### Data
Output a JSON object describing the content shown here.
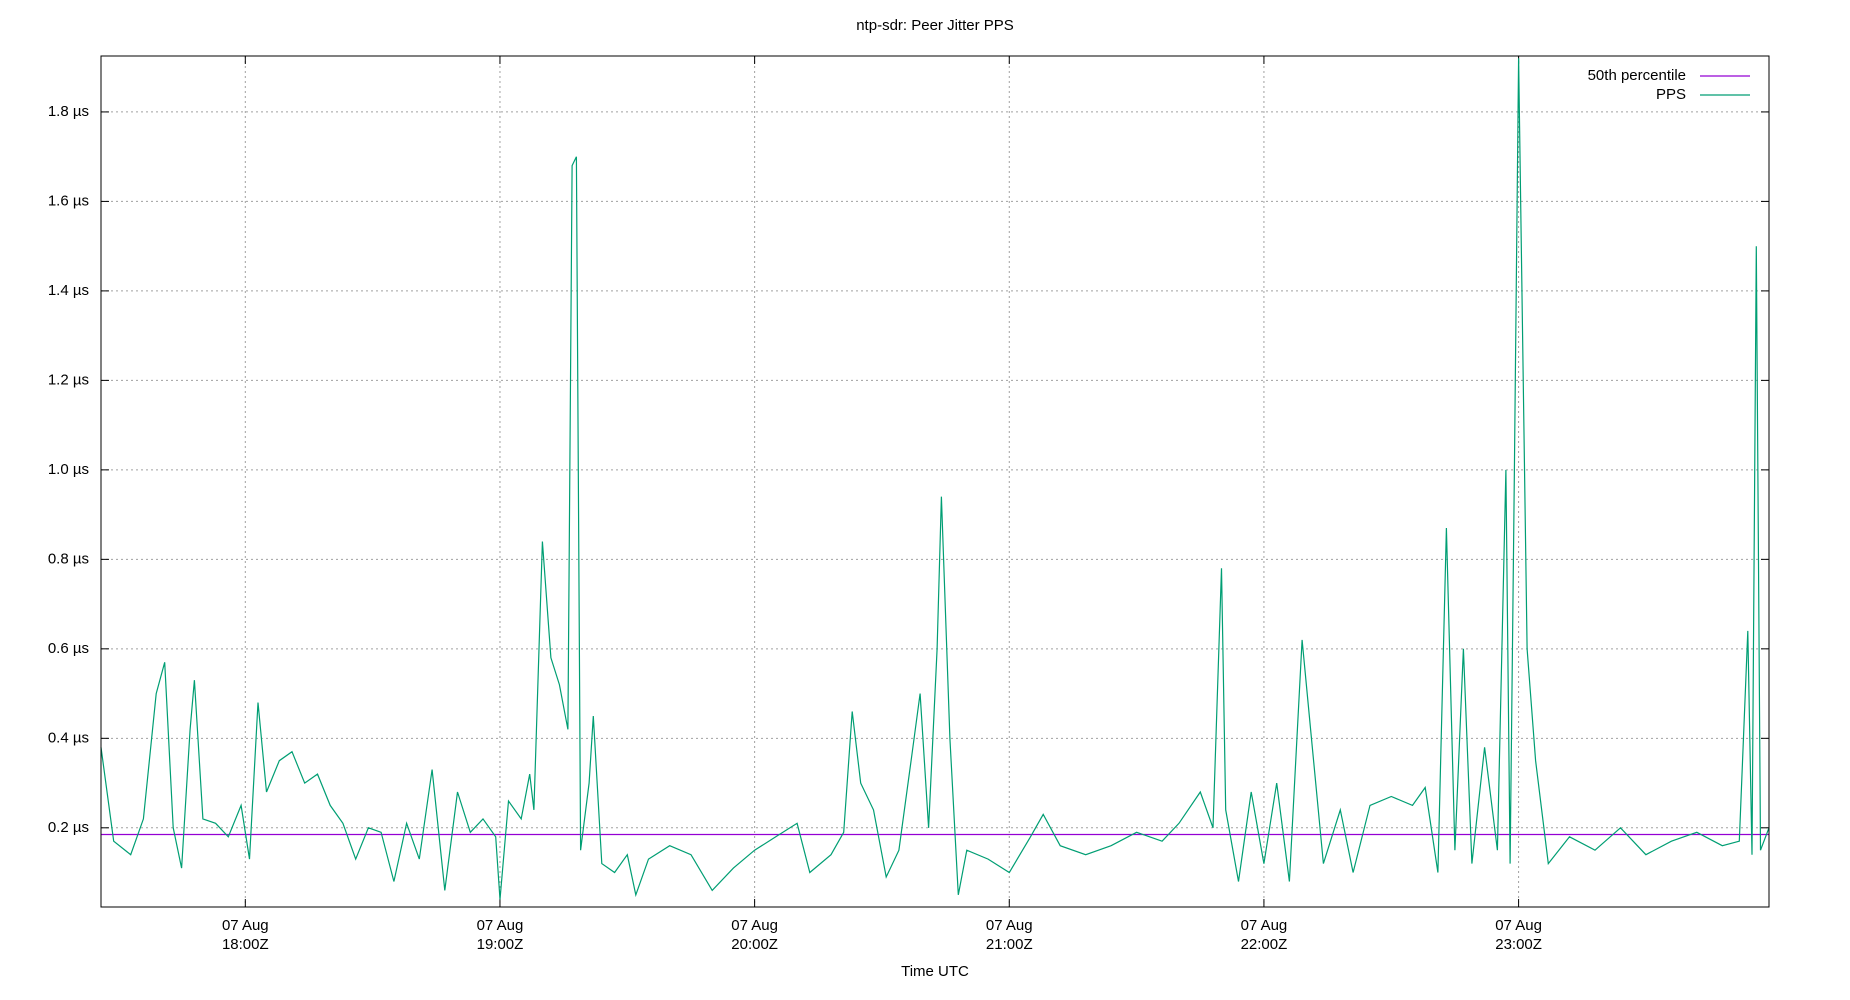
{
  "chart_data": {
    "type": "line",
    "title": "ntp-sdr: Peer Jitter PPS",
    "xlabel": "Time UTC",
    "xlim": [
      "17:26",
      "23:59"
    ],
    "xticks": [
      {
        "value": "18:00",
        "label": [
          "07 Aug",
          "18:00Z"
        ]
      },
      {
        "value": "19:00",
        "label": [
          "07 Aug",
          "19:00Z"
        ]
      },
      {
        "value": "20:00",
        "label": [
          "07 Aug",
          "20:00Z"
        ]
      },
      {
        "value": "21:00",
        "label": [
          "07 Aug",
          "21:00Z"
        ]
      },
      {
        "value": "22:00",
        "label": [
          "07 Aug",
          "22:00Z"
        ]
      },
      {
        "value": "23:00",
        "label": [
          "07 Aug",
          "23:00Z"
        ]
      }
    ],
    "ylim": [
      0.023,
      1.925
    ],
    "yticks": [
      {
        "value": 0.2,
        "label": "0.2 µs"
      },
      {
        "value": 0.4,
        "label": "0.4 µs"
      },
      {
        "value": 0.6,
        "label": "0.6 µs"
      },
      {
        "value": 0.8,
        "label": "0.8 µs"
      },
      {
        "value": 1.0,
        "label": "1.0 µs"
      },
      {
        "value": 1.2,
        "label": "1.2 µs"
      },
      {
        "value": 1.4,
        "label": "1.4 µs"
      },
      {
        "value": 1.6,
        "label": "1.6 µs"
      },
      {
        "value": 1.8,
        "label": "1.8 µs"
      }
    ],
    "grid": true,
    "legend": "top-right",
    "series": [
      {
        "name": "50th percentile",
        "color": "#9400d3",
        "x": [
          "17:26",
          "23:59"
        ],
        "values": [
          0.185,
          0.185
        ]
      },
      {
        "name": "PPS",
        "color": "#009e73",
        "x": [
          "17:26",
          "17:29",
          "17:33",
          "17:36",
          "17:39",
          "17:41",
          "17:43",
          "17:45",
          "17:47",
          "17:48",
          "17:50",
          "17:53",
          "17:56",
          "17:59",
          "18:01",
          "18:03",
          "18:05",
          "18:08",
          "18:11",
          "18:14",
          "18:17",
          "18:20",
          "18:23",
          "18:26",
          "18:29",
          "18:32",
          "18:35",
          "18:38",
          "18:41",
          "18:44",
          "18:47",
          "18:50",
          "18:53",
          "18:56",
          "18:59",
          "19:00",
          "19:02",
          "19:05",
          "19:07",
          "19:08",
          "19:10",
          "19:12",
          "19:14",
          "19:16",
          "19:17",
          "19:18",
          "19:19",
          "19:21",
          "19:22",
          "19:24",
          "19:27",
          "19:30",
          "19:32",
          "19:35",
          "19:40",
          "19:45",
          "19:50",
          "19:55",
          "20:00",
          "20:05",
          "20:10",
          "20:13",
          "20:18",
          "20:21",
          "20:23",
          "20:25",
          "20:28",
          "20:31",
          "20:34",
          "20:37",
          "20:39",
          "20:41",
          "20:43",
          "20:44",
          "20:46",
          "20:48",
          "20:50",
          "20:55",
          "21:00",
          "21:05",
          "21:08",
          "21:12",
          "21:18",
          "21:24",
          "21:30",
          "21:36",
          "21:40",
          "21:45",
          "21:48",
          "21:50",
          "21:51",
          "21:54",
          "21:57",
          "22:00",
          "22:03",
          "22:06",
          "22:09",
          "22:11",
          "22:14",
          "22:18",
          "22:21",
          "22:25",
          "22:30",
          "22:35",
          "22:38",
          "22:41",
          "22:43",
          "22:45",
          "22:47",
          "22:49",
          "22:52",
          "22:55",
          "22:57",
          "22:58",
          "22:59",
          "23:00",
          "23:02",
          "23:04",
          "23:07",
          "23:12",
          "23:18",
          "23:24",
          "23:30",
          "23:36",
          "23:42",
          "23:48",
          "23:52",
          "23:54",
          "23:55",
          "23:56",
          "23:57",
          "23:59"
        ],
        "values": [
          0.38,
          0.17,
          0.14,
          0.22,
          0.5,
          0.57,
          0.2,
          0.11,
          0.42,
          0.53,
          0.22,
          0.21,
          0.18,
          0.25,
          0.13,
          0.48,
          0.28,
          0.35,
          0.37,
          0.3,
          0.32,
          0.25,
          0.21,
          0.13,
          0.2,
          0.19,
          0.08,
          0.21,
          0.13,
          0.33,
          0.06,
          0.28,
          0.19,
          0.22,
          0.18,
          0.04,
          0.26,
          0.22,
          0.32,
          0.24,
          0.84,
          0.58,
          0.52,
          0.42,
          1.68,
          1.7,
          0.15,
          0.3,
          0.45,
          0.12,
          0.1,
          0.14,
          0.05,
          0.13,
          0.16,
          0.14,
          0.06,
          0.11,
          0.15,
          0.18,
          0.21,
          0.1,
          0.14,
          0.19,
          0.46,
          0.3,
          0.24,
          0.09,
          0.15,
          0.36,
          0.5,
          0.2,
          0.6,
          0.94,
          0.4,
          0.05,
          0.15,
          0.13,
          0.1,
          0.18,
          0.23,
          0.16,
          0.14,
          0.16,
          0.19,
          0.17,
          0.21,
          0.28,
          0.2,
          0.78,
          0.24,
          0.08,
          0.28,
          0.12,
          0.3,
          0.08,
          0.62,
          0.42,
          0.12,
          0.24,
          0.1,
          0.25,
          0.27,
          0.25,
          0.29,
          0.1,
          0.87,
          0.15,
          0.6,
          0.12,
          0.38,
          0.15,
          1.0,
          0.12,
          0.98,
          1.92,
          0.6,
          0.35,
          0.12,
          0.18,
          0.15,
          0.2,
          0.14,
          0.17,
          0.19,
          0.16,
          0.17,
          0.64,
          0.14,
          1.5,
          0.15,
          0.2
        ]
      }
    ]
  }
}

### Exercise goal
Using the data above, print every line exactly, omitting pictures.

### Result of the task
Output a JSON object describing the content shown here.
{
  "chart_data": {
    "type": "line",
    "title": "ntp-sdr: Peer Jitter PPS",
    "xlabel": "Time UTC",
    "xlim": [
      "17:26",
      "23:59"
    ],
    "xticks": [
      {
        "value": "18:00",
        "label": [
          "07 Aug",
          "18:00Z"
        ]
      },
      {
        "value": "19:00",
        "label": [
          "07 Aug",
          "19:00Z"
        ]
      },
      {
        "value": "20:00",
        "label": [
          "07 Aug",
          "20:00Z"
        ]
      },
      {
        "value": "21:00",
        "label": [
          "07 Aug",
          "21:00Z"
        ]
      },
      {
        "value": "22:00",
        "label": [
          "07 Aug",
          "22:00Z"
        ]
      },
      {
        "value": "23:00",
        "label": [
          "07 Aug",
          "23:00Z"
        ]
      }
    ],
    "ylim": [
      0.023,
      1.925
    ],
    "yticks": [
      {
        "value": 0.2,
        "label": "0.2 µs"
      },
      {
        "value": 0.4,
        "label": "0.4 µs"
      },
      {
        "value": 0.6,
        "label": "0.6 µs"
      },
      {
        "value": 0.8,
        "label": "0.8 µs"
      },
      {
        "value": 1.0,
        "label": "1.0 µs"
      },
      {
        "value": 1.2,
        "label": "1.2 µs"
      },
      {
        "value": 1.4,
        "label": "1.4 µs"
      },
      {
        "value": 1.6,
        "label": "1.6 µs"
      },
      {
        "value": 1.8,
        "label": "1.8 µs"
      }
    ],
    "grid": true,
    "legend": "top-right",
    "series": [
      {
        "name": "50th percentile",
        "color": "#9400d3",
        "x": [
          "17:26",
          "23:59"
        ],
        "values": [
          0.185,
          0.185
        ]
      },
      {
        "name": "PPS",
        "color": "#009e73",
        "x": [
          "17:26",
          "17:29",
          "17:33",
          "17:36",
          "17:39",
          "17:41",
          "17:43",
          "17:45",
          "17:47",
          "17:48",
          "17:50",
          "17:53",
          "17:56",
          "17:59",
          "18:01",
          "18:03",
          "18:05",
          "18:08",
          "18:11",
          "18:14",
          "18:17",
          "18:20",
          "18:23",
          "18:26",
          "18:29",
          "18:32",
          "18:35",
          "18:38",
          "18:41",
          "18:44",
          "18:47",
          "18:50",
          "18:53",
          "18:56",
          "18:59",
          "19:00",
          "19:02",
          "19:05",
          "19:07",
          "19:08",
          "19:10",
          "19:12",
          "19:14",
          "19:16",
          "19:17",
          "19:18",
          "19:19",
          "19:21",
          "19:22",
          "19:24",
          "19:27",
          "19:30",
          "19:32",
          "19:35",
          "19:40",
          "19:45",
          "19:50",
          "19:55",
          "20:00",
          "20:05",
          "20:10",
          "20:13",
          "20:18",
          "20:21",
          "20:23",
          "20:25",
          "20:28",
          "20:31",
          "20:34",
          "20:37",
          "20:39",
          "20:41",
          "20:43",
          "20:44",
          "20:46",
          "20:48",
          "20:50",
          "20:55",
          "21:00",
          "21:05",
          "21:08",
          "21:12",
          "21:18",
          "21:24",
          "21:30",
          "21:36",
          "21:40",
          "21:45",
          "21:48",
          "21:50",
          "21:51",
          "21:54",
          "21:57",
          "22:00",
          "22:03",
          "22:06",
          "22:09",
          "22:11",
          "22:14",
          "22:18",
          "22:21",
          "22:25",
          "22:30",
          "22:35",
          "22:38",
          "22:41",
          "22:43",
          "22:45",
          "22:47",
          "22:49",
          "22:52",
          "22:55",
          "22:57",
          "22:58",
          "22:59",
          "23:00",
          "23:02",
          "23:04",
          "23:07",
          "23:12",
          "23:18",
          "23:24",
          "23:30",
          "23:36",
          "23:42",
          "23:48",
          "23:52",
          "23:54",
          "23:55",
          "23:56",
          "23:57",
          "23:59"
        ],
        "values": [
          0.38,
          0.17,
          0.14,
          0.22,
          0.5,
          0.57,
          0.2,
          0.11,
          0.42,
          0.53,
          0.22,
          0.21,
          0.18,
          0.25,
          0.13,
          0.48,
          0.28,
          0.35,
          0.37,
          0.3,
          0.32,
          0.25,
          0.21,
          0.13,
          0.2,
          0.19,
          0.08,
          0.21,
          0.13,
          0.33,
          0.06,
          0.28,
          0.19,
          0.22,
          0.18,
          0.04,
          0.26,
          0.22,
          0.32,
          0.24,
          0.84,
          0.58,
          0.52,
          0.42,
          1.68,
          1.7,
          0.15,
          0.3,
          0.45,
          0.12,
          0.1,
          0.14,
          0.05,
          0.13,
          0.16,
          0.14,
          0.06,
          0.11,
          0.15,
          0.18,
          0.21,
          0.1,
          0.14,
          0.19,
          0.46,
          0.3,
          0.24,
          0.09,
          0.15,
          0.36,
          0.5,
          0.2,
          0.6,
          0.94,
          0.4,
          0.05,
          0.15,
          0.13,
          0.1,
          0.18,
          0.23,
          0.16,
          0.14,
          0.16,
          0.19,
          0.17,
          0.21,
          0.28,
          0.2,
          0.78,
          0.24,
          0.08,
          0.28,
          0.12,
          0.3,
          0.08,
          0.62,
          0.42,
          0.12,
          0.24,
          0.1,
          0.25,
          0.27,
          0.25,
          0.29,
          0.1,
          0.87,
          0.15,
          0.6,
          0.12,
          0.38,
          0.15,
          1.0,
          0.12,
          0.98,
          1.92,
          0.6,
          0.35,
          0.12,
          0.18,
          0.15,
          0.2,
          0.14,
          0.17,
          0.19,
          0.16,
          0.17,
          0.64,
          0.14,
          1.5,
          0.15,
          0.2
        ]
      }
    ]
  }
}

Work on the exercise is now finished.